Data extracted from a collection
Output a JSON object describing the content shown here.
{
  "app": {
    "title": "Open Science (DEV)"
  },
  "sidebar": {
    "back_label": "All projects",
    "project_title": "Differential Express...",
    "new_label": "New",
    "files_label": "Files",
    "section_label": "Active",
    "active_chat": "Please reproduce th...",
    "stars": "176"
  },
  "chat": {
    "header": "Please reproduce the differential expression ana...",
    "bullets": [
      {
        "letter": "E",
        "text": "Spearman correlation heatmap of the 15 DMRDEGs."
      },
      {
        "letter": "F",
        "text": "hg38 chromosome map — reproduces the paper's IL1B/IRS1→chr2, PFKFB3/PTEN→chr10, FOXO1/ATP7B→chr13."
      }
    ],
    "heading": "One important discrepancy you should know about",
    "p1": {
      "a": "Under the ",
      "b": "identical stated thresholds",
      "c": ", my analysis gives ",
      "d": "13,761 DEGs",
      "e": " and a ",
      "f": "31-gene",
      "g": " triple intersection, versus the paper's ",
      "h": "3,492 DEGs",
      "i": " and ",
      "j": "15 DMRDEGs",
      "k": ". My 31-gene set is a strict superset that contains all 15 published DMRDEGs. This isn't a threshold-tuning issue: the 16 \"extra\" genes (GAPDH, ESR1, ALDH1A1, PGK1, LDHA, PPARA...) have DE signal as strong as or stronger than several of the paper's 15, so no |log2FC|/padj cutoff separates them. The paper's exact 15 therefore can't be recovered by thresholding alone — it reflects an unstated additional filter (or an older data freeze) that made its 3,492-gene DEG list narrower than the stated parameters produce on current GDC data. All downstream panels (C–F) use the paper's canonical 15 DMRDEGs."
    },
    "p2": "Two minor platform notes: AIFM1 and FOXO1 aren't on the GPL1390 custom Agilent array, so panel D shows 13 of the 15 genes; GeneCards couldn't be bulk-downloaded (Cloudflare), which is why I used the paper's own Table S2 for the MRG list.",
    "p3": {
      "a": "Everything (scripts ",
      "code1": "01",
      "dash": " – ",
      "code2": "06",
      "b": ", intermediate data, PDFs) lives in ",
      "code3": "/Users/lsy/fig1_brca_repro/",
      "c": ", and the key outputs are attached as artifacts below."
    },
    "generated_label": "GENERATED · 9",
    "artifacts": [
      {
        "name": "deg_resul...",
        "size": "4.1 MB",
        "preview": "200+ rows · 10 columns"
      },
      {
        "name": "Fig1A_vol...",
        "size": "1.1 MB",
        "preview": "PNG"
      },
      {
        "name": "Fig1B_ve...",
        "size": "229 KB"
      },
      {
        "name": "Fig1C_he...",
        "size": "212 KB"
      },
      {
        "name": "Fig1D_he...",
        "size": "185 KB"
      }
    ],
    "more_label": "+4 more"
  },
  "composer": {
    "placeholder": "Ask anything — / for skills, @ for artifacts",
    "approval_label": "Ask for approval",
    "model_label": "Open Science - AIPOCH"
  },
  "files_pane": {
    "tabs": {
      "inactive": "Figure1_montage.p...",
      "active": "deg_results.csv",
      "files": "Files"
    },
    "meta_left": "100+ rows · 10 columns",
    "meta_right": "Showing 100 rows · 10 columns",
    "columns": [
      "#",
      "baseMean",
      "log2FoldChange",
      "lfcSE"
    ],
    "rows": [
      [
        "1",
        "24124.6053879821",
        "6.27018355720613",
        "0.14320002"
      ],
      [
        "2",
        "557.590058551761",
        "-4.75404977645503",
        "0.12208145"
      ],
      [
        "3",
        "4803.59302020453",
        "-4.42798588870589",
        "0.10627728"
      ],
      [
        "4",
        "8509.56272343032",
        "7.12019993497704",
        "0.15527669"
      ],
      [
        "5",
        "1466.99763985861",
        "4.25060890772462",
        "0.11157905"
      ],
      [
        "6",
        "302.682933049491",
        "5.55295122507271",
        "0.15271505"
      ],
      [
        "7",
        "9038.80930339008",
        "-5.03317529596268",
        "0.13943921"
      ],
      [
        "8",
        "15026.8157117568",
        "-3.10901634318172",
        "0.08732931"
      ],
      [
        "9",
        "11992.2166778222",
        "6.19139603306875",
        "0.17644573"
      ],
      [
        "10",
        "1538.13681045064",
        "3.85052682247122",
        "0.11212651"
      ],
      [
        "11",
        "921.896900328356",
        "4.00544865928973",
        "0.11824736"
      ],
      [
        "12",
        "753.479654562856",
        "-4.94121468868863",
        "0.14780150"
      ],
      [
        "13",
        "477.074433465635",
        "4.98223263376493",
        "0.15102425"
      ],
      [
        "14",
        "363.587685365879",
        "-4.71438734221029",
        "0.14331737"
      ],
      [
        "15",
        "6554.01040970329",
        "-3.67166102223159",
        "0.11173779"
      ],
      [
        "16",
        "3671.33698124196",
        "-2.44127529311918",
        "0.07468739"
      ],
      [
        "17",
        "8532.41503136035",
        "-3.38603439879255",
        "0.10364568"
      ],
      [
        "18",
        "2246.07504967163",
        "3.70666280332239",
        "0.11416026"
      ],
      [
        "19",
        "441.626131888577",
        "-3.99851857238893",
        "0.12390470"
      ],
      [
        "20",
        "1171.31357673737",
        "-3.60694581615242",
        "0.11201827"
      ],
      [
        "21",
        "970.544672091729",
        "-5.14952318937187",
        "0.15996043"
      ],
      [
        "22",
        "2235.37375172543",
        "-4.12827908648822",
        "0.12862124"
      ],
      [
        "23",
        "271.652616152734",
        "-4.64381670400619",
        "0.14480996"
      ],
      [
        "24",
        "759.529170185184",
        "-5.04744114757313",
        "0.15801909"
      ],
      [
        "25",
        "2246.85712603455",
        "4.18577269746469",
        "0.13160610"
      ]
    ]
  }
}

:: WHAT TO WORK ON ::
Quote the data in full, keeping each word unchanged.

:: TASK OUTPUT ::
Output a JSON object describing the content shown here.
{
  "app": {
    "title": "Open Science (DEV)"
  },
  "sidebar": {
    "back_label": "All projects",
    "project_title": "Differential Express...",
    "new_label": "New",
    "files_label": "Files",
    "section_label": "Active",
    "active_chat": "Please reproduce th...",
    "stars": "176"
  },
  "chat": {
    "header": "Please reproduce the differential expression ana...",
    "bullets": [
      {
        "letter": "E",
        "text": "Spearman correlation heatmap of the 15 DMRDEGs."
      },
      {
        "letter": "F",
        "text": "hg38 chromosome map — reproduces the paper's IL1B/IRS1→chr2, PFKFB3/PTEN→chr10, FOXO1/ATP7B→chr13."
      }
    ],
    "heading": "One important discrepancy you should know about",
    "p1": {
      "a": "Under the ",
      "b": "identical stated thresholds",
      "c": ", my analysis gives ",
      "d": "13,761 DEGs",
      "e": " and a ",
      "f": "31-gene",
      "g": " triple intersection, versus the paper's ",
      "h": "3,492 DEGs",
      "i": " and ",
      "j": "15 DMRDEGs",
      "k": ". My 31-gene set is a strict superset that contains all 15 published DMRDEGs. This isn't a threshold-tuning issue: the 16 \"extra\" genes (GAPDH, ESR1, ALDH1A1, PGK1, LDHA, PPARA...) have DE signal as strong as or stronger than several of the paper's 15, so no |log2FC|/padj cutoff separates them. The paper's exact 15 therefore can't be recovered by thresholding alone — it reflects an unstated additional filter (or an older data freeze) that made its 3,492-gene DEG list narrower than the stated parameters produce on current GDC data. All downstream panels (C–F) use the paper's canonical 15 DMRDEGs."
    },
    "p2": "Two minor platform notes: AIFM1 and FOXO1 aren't on the GPL1390 custom Agilent array, so panel D shows 13 of the 15 genes; GeneCards couldn't be bulk-downloaded (Cloudflare), which is why I used the paper's own Table S2 for the MRG list.",
    "p3": {
      "a": "Everything (scripts ",
      "code1": "01",
      "dash": " – ",
      "code2": "06",
      "b": ", intermediate data, PDFs) lives in ",
      "code3": "/Users/lsy/fig1_brca_repro/",
      "c": ", and the key outputs are attached as artifacts below."
    },
    "generated_label": "GENERATED · 9",
    "artifacts": [
      {
        "name": "deg_resul...",
        "size": "4.1 MB",
        "preview": "200+ rows · 10 columns"
      },
      {
        "name": "Fig1A_vol...",
        "size": "1.1 MB",
        "preview": "PNG"
      },
      {
        "name": "Fig1B_ve...",
        "size": "229 KB"
      },
      {
        "name": "Fig1C_he...",
        "size": "212 KB"
      },
      {
        "name": "Fig1D_he...",
        "size": "185 KB"
      }
    ],
    "more_label": "+4 more"
  },
  "composer": {
    "placeholder": "Ask anything — / for skills, @ for artifacts",
    "approval_label": "Ask for approval",
    "model_label": "Open Science - AIPOCH"
  },
  "files_pane": {
    "tabs": {
      "inactive": "Figure1_montage.p...",
      "active": "deg_results.csv",
      "files": "Files"
    },
    "meta_left": "100+ rows · 10 columns",
    "meta_right": "Showing 100 rows · 10 columns",
    "columns": [
      "#",
      "baseMean",
      "log2FoldChange",
      "lfcSE"
    ],
    "rows": [
      [
        "1",
        "24124.6053879821",
        "6.27018355720613",
        "0.14320002"
      ],
      [
        "2",
        "557.590058551761",
        "-4.75404977645503",
        "0.12208145"
      ],
      [
        "3",
        "4803.59302020453",
        "-4.42798588870589",
        "0.10627728"
      ],
      [
        "4",
        "8509.56272343032",
        "7.12019993497704",
        "0.15527669"
      ],
      [
        "5",
        "1466.99763985861",
        "4.25060890772462",
        "0.11157905"
      ],
      [
        "6",
        "302.682933049491",
        "5.55295122507271",
        "0.15271505"
      ],
      [
        "7",
        "9038.80930339008",
        "-5.03317529596268",
        "0.13943921"
      ],
      [
        "8",
        "15026.8157117568",
        "-3.10901634318172",
        "0.08732931"
      ],
      [
        "9",
        "11992.2166778222",
        "6.19139603306875",
        "0.17644573"
      ],
      [
        "10",
        "1538.13681045064",
        "3.85052682247122",
        "0.11212651"
      ],
      [
        "11",
        "921.896900328356",
        "4.00544865928973",
        "0.11824736"
      ],
      [
        "12",
        "753.479654562856",
        "-4.94121468868863",
        "0.14780150"
      ],
      [
        "13",
        "477.074433465635",
        "4.98223263376493",
        "0.15102425"
      ],
      [
        "14",
        "363.587685365879",
        "-4.71438734221029",
        "0.14331737"
      ],
      [
        "15",
        "6554.01040970329",
        "-3.67166102223159",
        "0.11173779"
      ],
      [
        "16",
        "3671.33698124196",
        "-2.44127529311918",
        "0.07468739"
      ],
      [
        "17",
        "8532.41503136035",
        "-3.38603439879255",
        "0.10364568"
      ],
      [
        "18",
        "2246.07504967163",
        "3.70666280332239",
        "0.11416026"
      ],
      [
        "19",
        "441.626131888577",
        "-3.99851857238893",
        "0.12390470"
      ],
      [
        "20",
        "1171.31357673737",
        "-3.60694581615242",
        "0.11201827"
      ],
      [
        "21",
        "970.544672091729",
        "-5.14952318937187",
        "0.15996043"
      ],
      [
        "22",
        "2235.37375172543",
        "-4.12827908648822",
        "0.12862124"
      ],
      [
        "23",
        "271.652616152734",
        "-4.64381670400619",
        "0.14480996"
      ],
      [
        "24",
        "759.529170185184",
        "-5.04744114757313",
        "0.15801909"
      ],
      [
        "25",
        "2246.85712603455",
        "4.18577269746469",
        "0.13160610"
      ]
    ]
  }
}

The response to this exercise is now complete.